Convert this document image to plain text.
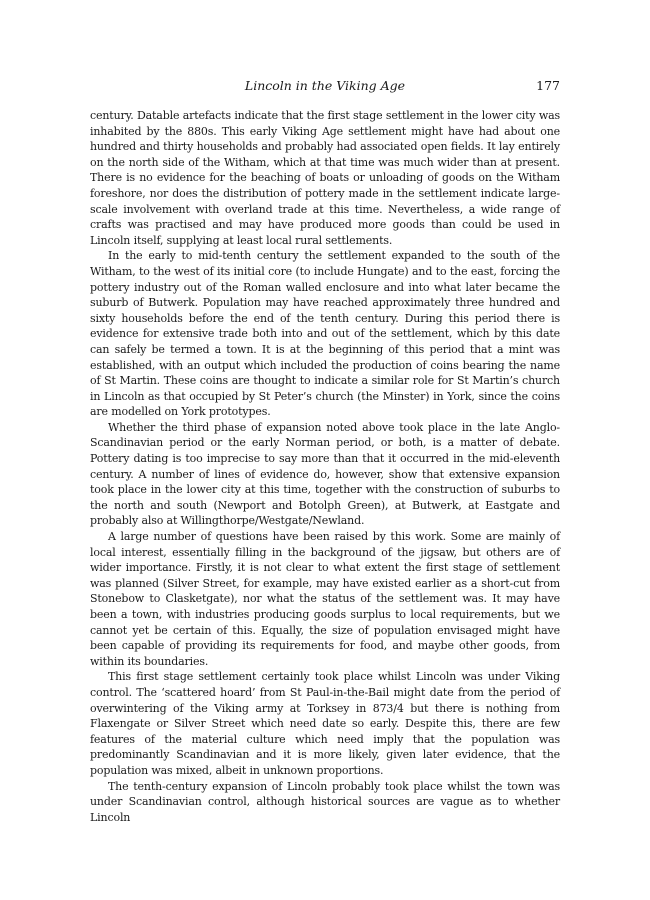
Lincoln in the Viking Age	177

century. Datable artefacts indicate that the first stage settlement in the lower city was inhabited by the 880s. This early Viking Age settlement might have had about one hundred and thirty households and probably had associated open fields. It lay entirely on the north side of the Witham, which at that time was much wider than at present. There is no evidence for the beaching of boats or unloading of goods on the Witham foreshore, nor does the distribution of pottery made in the settlement indicate large-scale involvement with overland trade at this time. Nevertheless, a wide range of crafts was practised and may have produced more goods than could be used in Lincoln itself, supplying at least local rural settlements.

In the early to mid-tenth century the settlement expanded to the south of the Witham, to the west of its initial core (to include Hungate) and to the east, forcing the pottery industry out of the Roman walled enclosure and into what later became the suburb of Butwerk. Population may have reached approximately three hundred and sixty households before the end of the tenth century. During this period there is evidence for extensive trade both into and out of the settlement, which by this date can safely be termed a town. It is at the beginning of this period that a mint was established, with an output which included the production of coins bearing the name of St Martin. These coins are thought to indicate a similar role for St Martin’s church in Lincoln as that occupied by St Peter’s church (the Minster) in York, since the coins are modelled on York prototypes.

Whether the third phase of expansion noted above took place in the late Anglo-Scandinavian period or the early Norman period, or both, is a matter of debate. Pottery dating is too imprecise to say more than that it occurred in the mid-eleventh century. A number of lines of evidence do, however, show that extensive expansion took place in the lower city at this time, together with the construction of suburbs to the north and south (Newport and Botolph Green), at Butwerk, at Eastgate and probably also at Willingthorpe/Westgate/Newland.

A large number of questions have been raised by this work. Some are mainly of local interest, essentially filling in the background of the jigsaw, but others are of wider importance. Firstly, it is not clear to what extent the first stage of settlement was planned (Silver Street, for example, may have existed earlier as a short-cut from Stonebow to Clasketgate), nor what the status of the settlement was. It may have been a town, with industries producing goods surplus to local requirements, but we cannot yet be certain of this. Equally, the size of population envisaged might have been capable of providing its requirements for food, and maybe other goods, from within its boundaries.

This first stage settlement certainly took place whilst Lincoln was under Viking control. The ‘scattered hoard’ from St Paul-in-the-Bail might date from the period of overwintering of the Viking army at Torksey in 873/4 but there is nothing from Flaxengate or Silver Street which need date so early. Despite this, there are few features of the material culture which need imply that the population was predominantly Scandinavian and it is more likely, given later evidence, that the population was mixed, albeit in unknown proportions.

The tenth-century expansion of Lincoln probably took place whilst the town was under Scandinavian control, although historical sources are vague as to whether Lincoln
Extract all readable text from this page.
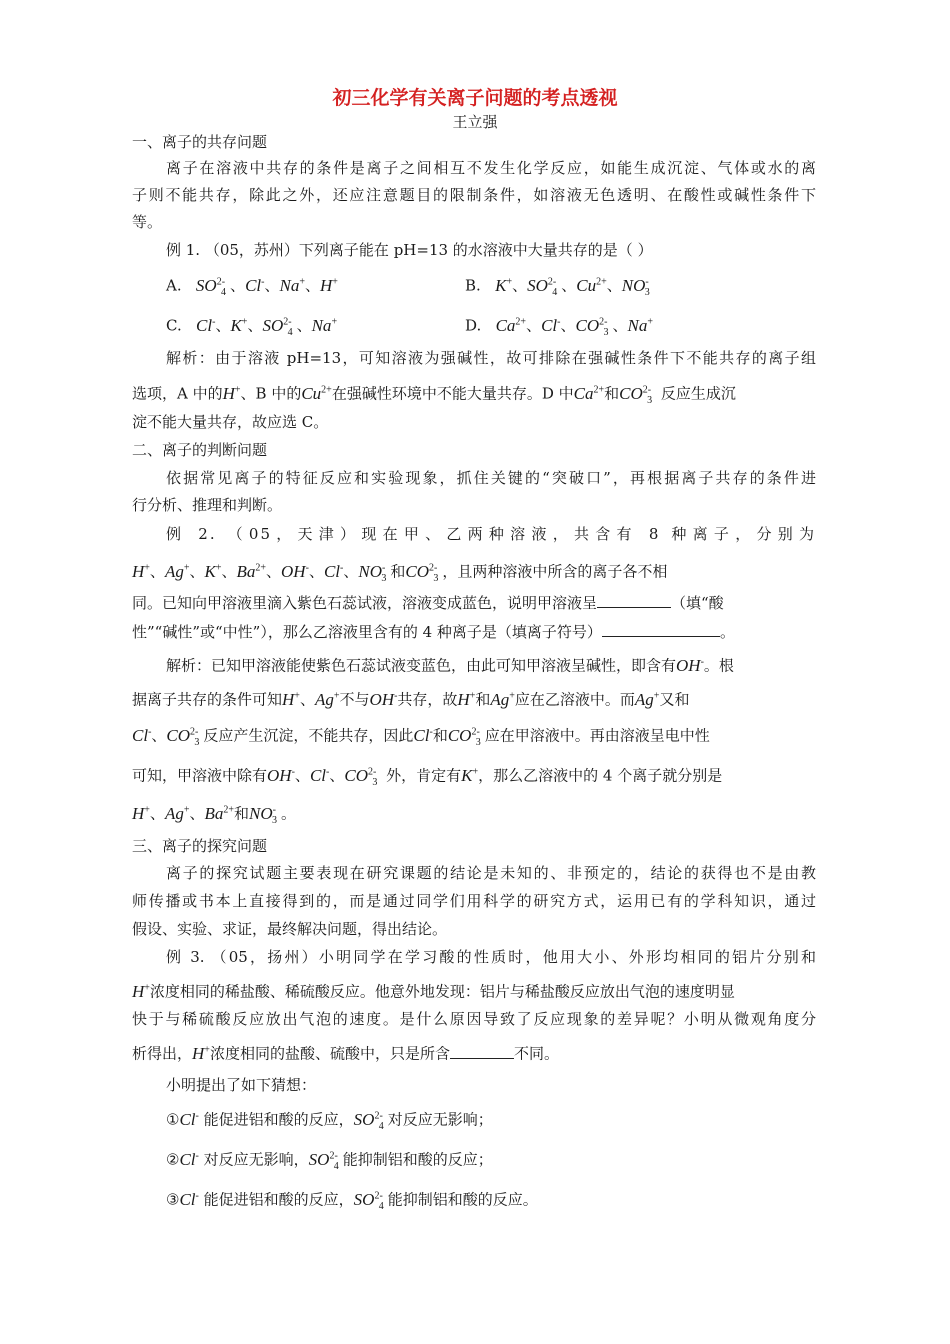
初三化学有关离子问题的考点透视
王立强
一、离子的共存问题
离子在溶液中共存的条件是离子之间相互不发生化学反应，如能生成沉淀、气体或水的离
子则不能共存，除此之外，还应注意题目的限制条件，如溶液无色透明、在酸性或碱性条件下
等。
例 1. （05，苏州）下列离子能在 pH=13 的水溶液中大量共存的是（ ）
A. $SO^{2-}_4$ 、Cl-、Na+、H+	B. K+、$SO^{2-}_4$ 、$Cu^{2+}$、$NO^-_3$
C. Cl-、K+、$SO^{2-}_4$ 、Na+	D. $Ca^{2+}$、Cl-、$CO^{2-}_3$ 、Na+
解析：由于溶液 pH=13，可知溶液为强碱性，故可排除在强碱性条件下不能共存的离子组
选项，A 中的H+、B 中的$Cu^{2+}$在强碱性环境中不能大量共存。D 中$Ca^{2+}$和$CO^{2-}_3$ 反应生成沉
淀不能大量共存，故应选 C。
二、离子的判断问题
依据常见离子的特征反应和实验现象，抓住关键的“突破口”，再根据离子共存的条件进
行分析、推理和判断。
例 2. （05，天津）现在甲、乙两种溶液，共含有 8 种离子，分别为
H+、Ag+、K+、$Ba^{2+}$、OH-、Cl-、$NO^-_3$ 和$CO^{2-}_3$ ，且两种溶液中所含的离子各不相
同。已知向甲溶液里滴入紫色石蕊试液，溶液变成蓝色，说明甲溶液呈	（填“酸
性”“碱性”或“中性”），那么乙溶液里含有的 4 种离子是（填离子符号）	。
解析：已知甲溶液能使紫色石蕊试液变蓝色，由此可知甲溶液呈碱性，即含有OH-。根
据离子共存的条件可知H+、Ag+不与OH-共存，故H+和Ag+应在乙溶液中。而Ag+又和
Cl-、$CO^{2-}_3$ 反应产生沉淀，不能共存，因此Cl-和$CO^{2-}_3$ 应在甲溶液中。再由溶液呈电中性
可知，甲溶液中除有OH-、Cl-、$CO^{2-}_3$ 外，肯定有K+，那么乙溶液中的 4 个离子就分别是
H+、Ag+、$Ba^{2+}$和$NO^-_3$ 。
三、离子的探究问题
离子的探究试题主要表现在研究课题的结论是未知的、非预定的，结论的获得也不是由教
师传播或书本上直接得到的，而是通过同学们用科学的研究方式，运用已有的学科知识，通过
假设、实验、求证，最终解决问题，得出结论。
例 3. （05，扬州）小明同学在学习酸的性质时，他用大小、外形均相同的铝片分别和
H+浓度相同的稀盐酸、稀硫酸反应。他意外地发现：铝片与稀盐酸反应放出气泡的速度明显
快于与稀硫酸反应放出气泡的速度。是什么原因导致了反应现象的差异呢？小明从微观角度分
析得出，H+浓度相同的盐酸、硫酸中，只是所含	不同。
小明提出了如下猜想：
①Cl- 能促进铝和酸的反应，$SO^{2-}_4$ 对反应无影响；
②Cl- 对反应无影响，$SO^{2-}_4$ 能抑制铝和酸的反应；
③Cl- 能促进铝和酸的反应，$SO^{2-}_4$ 能抑制铝和酸的反应。
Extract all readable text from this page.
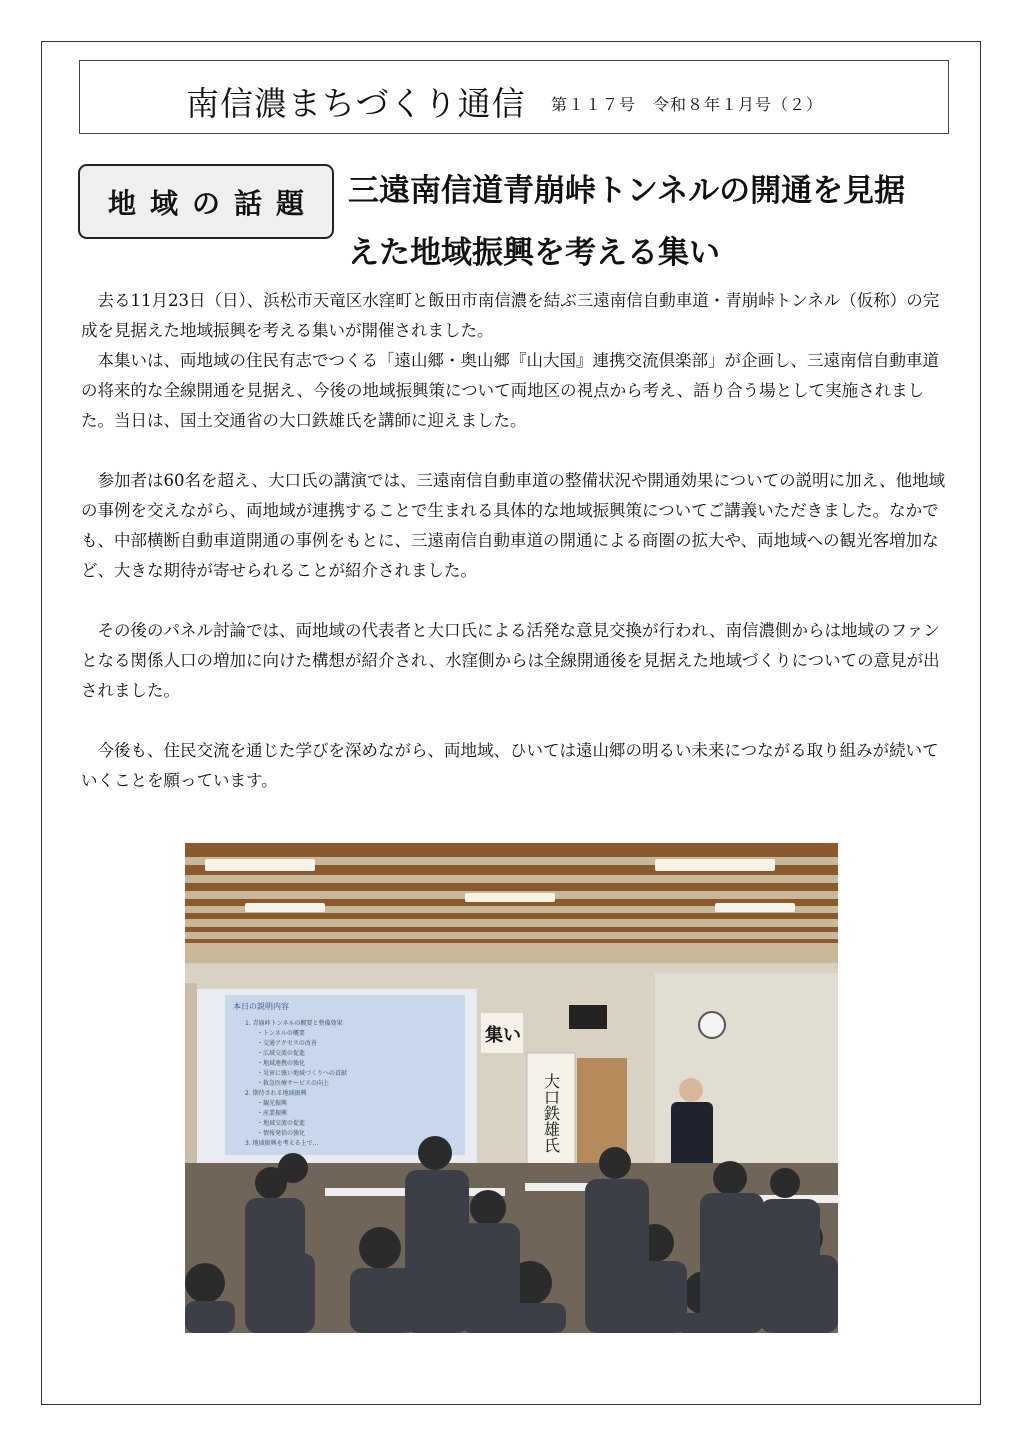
南信濃まちづくり通信 第１１７号　令和８年１月号（２）
地域の話題 三遠南信道青崩峠トンネルの開通を見据
えた地域振興を考える集い

去る11月23日（日）、浜松市天竜区水窪町と飯田市南信濃を結ぶ三遠南信自動車道・青崩峠トンネル（仮称）の完成を見据えた地域振興を考える集いが開催されました。

本集いは、両地域の住民有志でつくる「遠山郷・奥山郷『山大国』連携交流倶楽部」が企画し、三遠南信自動車道の将来的な全線開通を見据え、今後の地域振興策について両地区の視点から考え、語り合う場として実施されました。当日は、国土交通省の大口鉄雄氏を講師に迎えました。

参加者は60名を超え、大口氏の講演では、三遠南信自動車道の整備状況や開通効果についての説明に加え、他地域の事例を交えながら、両地域が連携することで生まれる具体的な地域振興策についてご講義いただきました。なかでも、中部横断自動車道開通の事例をもとに、三遠南信自動車道の開通による商圏の拡大や、両地域への観光客増加など、大きな期待が寄せられることが紹介されました。

その後のパネル討論では、両地域の代表者と大口氏による活発な意見交換が行われ、南信濃側からは地域のファンとなる関係人口の増加に向けた構想が紹介され、水窪側からは全線開通後を見据えた地域づくりについての意見が出されました。

今後も、住民交流を通じた学びを深めながら、両地域、ひいては遠山郷の明るい未来につながる取り組みが続いていくことを願っています。

本日の説明内容
1. 青崩峠トンネルの概要と整備効果
・トンネルの概要
・交通アクセスの改善
・広域交流の促進
・地域連携の強化
・災害に強い地域づくりへの貢献
・救急医療サービスの向上
2. 期待される地域振興
・観光振興
・産業振興
・地域交流の促進
・情報発信の強化
3. 地域振興を考える上で…
集い
大口鉄雄氏
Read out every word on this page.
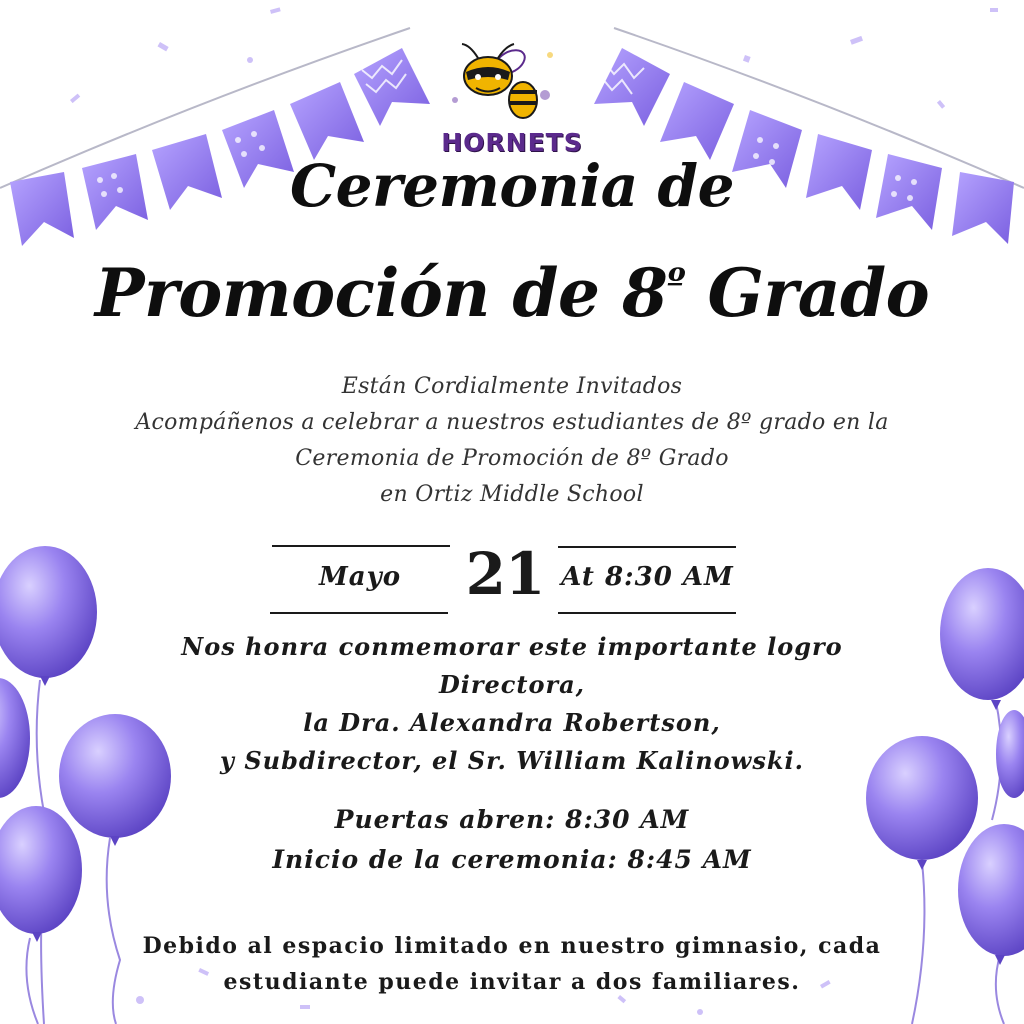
HORNETS
Ceremonia de
Promoción de $8^º$ Grado
Están Cordialmente Invitados
Acompáñenos a celebrar a nuestros estudiantes de 8º grado en la
Ceremonia de Promoción de 8º Grado
en Ortiz Middle School
Mayo	21 At 8:30 AM
Nos honra conmemorar este importante logro
Directora,
la Dra. Alexandra Robertson,
y Subdirector, el Sr. William Kalinowski.
Puertas abren: 8:30 AM
Inicio de la ceremonia: 8:45 AM
Debido al espacio limitado en nuestro gimnasio, cada
estudiante puede invitar a dos familiares.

•••

Task goal
Scan the entries above. Copy each line that has the string "能抑制铝和酸的反应".

Final result
②Cl- 对反应无影响，$SO^{2-}_4$ 能抑制铝和酸的反应；
③Cl- 能促进铝和酸的反应，$SO^{2-}_4$ 能抑制铝和酸的反应。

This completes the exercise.